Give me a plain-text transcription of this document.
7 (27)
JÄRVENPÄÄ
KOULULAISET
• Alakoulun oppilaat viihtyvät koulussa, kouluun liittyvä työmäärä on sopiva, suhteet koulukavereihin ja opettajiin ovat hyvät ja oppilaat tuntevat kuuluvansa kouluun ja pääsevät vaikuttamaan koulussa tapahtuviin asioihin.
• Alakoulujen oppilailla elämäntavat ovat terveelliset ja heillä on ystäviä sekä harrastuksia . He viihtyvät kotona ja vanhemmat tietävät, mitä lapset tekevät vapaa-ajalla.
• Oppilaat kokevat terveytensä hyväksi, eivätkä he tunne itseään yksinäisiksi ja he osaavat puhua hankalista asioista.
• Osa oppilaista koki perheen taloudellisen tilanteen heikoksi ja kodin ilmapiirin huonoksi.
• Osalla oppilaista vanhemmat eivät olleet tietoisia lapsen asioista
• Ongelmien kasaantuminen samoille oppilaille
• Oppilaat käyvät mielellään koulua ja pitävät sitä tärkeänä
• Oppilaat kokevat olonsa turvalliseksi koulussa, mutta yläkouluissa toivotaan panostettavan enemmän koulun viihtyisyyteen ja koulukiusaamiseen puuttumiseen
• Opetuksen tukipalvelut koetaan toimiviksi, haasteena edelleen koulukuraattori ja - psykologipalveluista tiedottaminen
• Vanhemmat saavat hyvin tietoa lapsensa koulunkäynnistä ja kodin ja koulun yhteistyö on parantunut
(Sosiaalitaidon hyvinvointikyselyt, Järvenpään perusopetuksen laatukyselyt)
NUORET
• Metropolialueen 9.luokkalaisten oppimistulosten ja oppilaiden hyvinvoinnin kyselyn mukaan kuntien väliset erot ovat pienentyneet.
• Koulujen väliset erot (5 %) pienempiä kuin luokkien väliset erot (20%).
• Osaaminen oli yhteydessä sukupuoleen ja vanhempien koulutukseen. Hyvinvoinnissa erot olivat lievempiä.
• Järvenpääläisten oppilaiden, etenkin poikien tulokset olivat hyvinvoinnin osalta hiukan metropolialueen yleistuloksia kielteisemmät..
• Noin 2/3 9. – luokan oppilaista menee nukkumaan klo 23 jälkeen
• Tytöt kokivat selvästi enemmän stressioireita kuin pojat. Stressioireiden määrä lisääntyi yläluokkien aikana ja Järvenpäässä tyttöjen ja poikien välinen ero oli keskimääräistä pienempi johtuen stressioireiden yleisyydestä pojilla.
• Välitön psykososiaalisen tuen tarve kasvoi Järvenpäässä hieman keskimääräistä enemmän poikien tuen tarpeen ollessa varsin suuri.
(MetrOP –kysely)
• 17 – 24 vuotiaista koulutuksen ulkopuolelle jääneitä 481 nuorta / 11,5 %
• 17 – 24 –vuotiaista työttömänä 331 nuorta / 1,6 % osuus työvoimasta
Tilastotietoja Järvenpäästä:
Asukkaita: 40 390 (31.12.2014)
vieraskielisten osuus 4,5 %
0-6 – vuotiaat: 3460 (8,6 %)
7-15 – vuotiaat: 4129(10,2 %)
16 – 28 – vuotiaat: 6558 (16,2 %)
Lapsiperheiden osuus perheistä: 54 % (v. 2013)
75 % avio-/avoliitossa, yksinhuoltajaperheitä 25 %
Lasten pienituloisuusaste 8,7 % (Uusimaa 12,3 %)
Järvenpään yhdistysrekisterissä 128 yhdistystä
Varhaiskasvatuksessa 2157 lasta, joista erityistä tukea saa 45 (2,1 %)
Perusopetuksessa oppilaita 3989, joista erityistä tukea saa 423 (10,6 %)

Short task => Locate all lines in the listing above with the word "koulussa". Copy them.

Final answer =>
• Alakoulun oppilaat viihtyvät koulussa, kouluun liittyvä työmäärä on sopiva, suhteet koulukavereihin ja opettajiin ovat hyvät ja oppilaat tuntevat kuuluvansa kouluun ja pääsevät vaikuttamaan koulussa tapahtuviin asioihin.
• Oppilaat kokevat olonsa turvalliseksi koulussa, mutta yläkouluissa toivotaan panostettavan enemmän koulun viihtyisyyteen ja koulukiusaamiseen puuttumiseen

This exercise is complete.